(Recorded data)
— begin —

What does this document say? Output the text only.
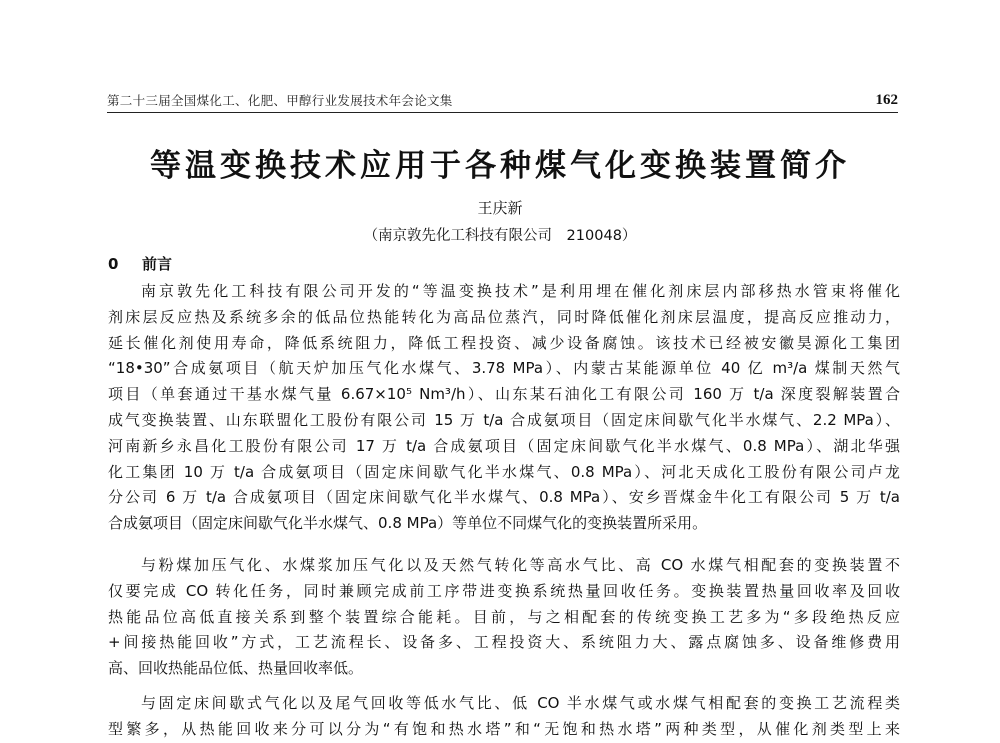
第二十三届全国煤化工、化肥、甲醇行业发展技术年会论文集	162
等温变换技术应用于各种煤气化变换装置简介
王庆新
（南京敦先化工科技有限公司　210048）
0 前言
南京敦先化工科技有限公司开发的“等温变换技术”是利用埋在催化剂床层内部移热水管束将催化
剂床层反应热及系统多余的低品位热能转化为高品位蒸汽，同时降低催化剂床层温度，提高反应推动力，
延长催化剂使用寿命，降低系统阻力，降低工程投资、减少设备腐蚀。该技术已经被安徽昊源化工集团
“18•30”合成氨项目（航天炉加压气化水煤气、3.78 MPa）、内蒙古某能源单位 40 亿 m³/a 煤制天然气
项目（单套通过干基水煤气量 6.67×10⁵ Nm³/h）、山东某石油化工有限公司 160 万 t/a 深度裂解装置合
成气变换装置、山东联盟化工股份有限公司 15 万 t/a 合成氨项目（固定床间歇气化半水煤气、2.2 MPa）、
河南新乡永昌化工股份有限公司 17 万 t/a 合成氨项目（固定床间歇气化半水煤气、0.8 MPa）、湖北华强
化工集团 10 万 t/a 合成氨项目（固定床间歇气化半水煤气、0.8 MPa）、河北天成化工股份有限公司卢龙
分公司 6 万 t/a 合成氨项目（固定床间歇气化半水煤气、0.8 MPa）、安乡晋煤金牛化工有限公司 5 万 t/a
合成氨项目（固定床间歇气化半水煤气、0.8 MPa）等单位不同煤气化的变换装置所采用。
与粉煤加压气化、水煤浆加压气化以及天然气转化等高水气比、高 CO 水煤气相配套的变换装置不
仅要完成 CO 转化任务，同时兼顾完成前工序带进变换系统热量回收任务。变换装置热量回收率及回收
热能品位高低直接关系到整个装置综合能耗。目前，与之相配套的传统变换工艺多为“多段绝热反应
+间接热能回收”方式，工艺流程长、设备多、工程投资大、系统阻力大、露点腐蚀多、设备维修费用
高、回收热能品位低、热量回收率低。
与固定床间歇式气化以及尾气回收等低水气比、低 CO 半水煤气或水煤气相配套的变换工艺流程类
型繁多，从热能回收来分可以分为“有饱和热水塔”和“无饱和热水塔”两种类型，从催化剂类型上来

— end —

WORK REQUIRED » Print the full listing exactly, dropping the pictures.

EXERCISE OUTPUT »
What does this document say? Output the text only.
第二十三届全国煤化工、化肥、甲醇行业发展技术年会论文集	162
等温变换技术应用于各种煤气化变换装置简介
王庆新
（南京敦先化工科技有限公司　210048）
0 前言
南京敦先化工科技有限公司开发的“等温变换技术”是利用埋在催化剂床层内部移热水管束将催化
剂床层反应热及系统多余的低品位热能转化为高品位蒸汽，同时降低催化剂床层温度，提高反应推动力，
延长催化剂使用寿命，降低系统阻力，降低工程投资、减少设备腐蚀。该技术已经被安徽昊源化工集团
“18•30”合成氨项目（航天炉加压气化水煤气、3.78 MPa）、内蒙古某能源单位 40 亿 m³/a 煤制天然气
项目（单套通过干基水煤气量 6.67×10⁵ Nm³/h）、山东某石油化工有限公司 160 万 t/a 深度裂解装置合
成气变换装置、山东联盟化工股份有限公司 15 万 t/a 合成氨项目（固定床间歇气化半水煤气、2.2 MPa）、
河南新乡永昌化工股份有限公司 17 万 t/a 合成氨项目（固定床间歇气化半水煤气、0.8 MPa）、湖北华强
化工集团 10 万 t/a 合成氨项目（固定床间歇气化半水煤气、0.8 MPa）、河北天成化工股份有限公司卢龙
分公司 6 万 t/a 合成氨项目（固定床间歇气化半水煤气、0.8 MPa）、安乡晋煤金牛化工有限公司 5 万 t/a
合成氨项目（固定床间歇气化半水煤气、0.8 MPa）等单位不同煤气化的变换装置所采用。
与粉煤加压气化、水煤浆加压气化以及天然气转化等高水气比、高 CO 水煤气相配套的变换装置不
仅要完成 CO 转化任务，同时兼顾完成前工序带进变换系统热量回收任务。变换装置热量回收率及回收
热能品位高低直接关系到整个装置综合能耗。目前，与之相配套的传统变换工艺多为“多段绝热反应
+间接热能回收”方式，工艺流程长、设备多、工程投资大、系统阻力大、露点腐蚀多、设备维修费用
高、回收热能品位低、热量回收率低。
与固定床间歇式气化以及尾气回收等低水气比、低 CO 半水煤气或水煤气相配套的变换工艺流程类
型繁多，从热能回收来分可以分为“有饱和热水塔”和“无饱和热水塔”两种类型，从催化剂类型上来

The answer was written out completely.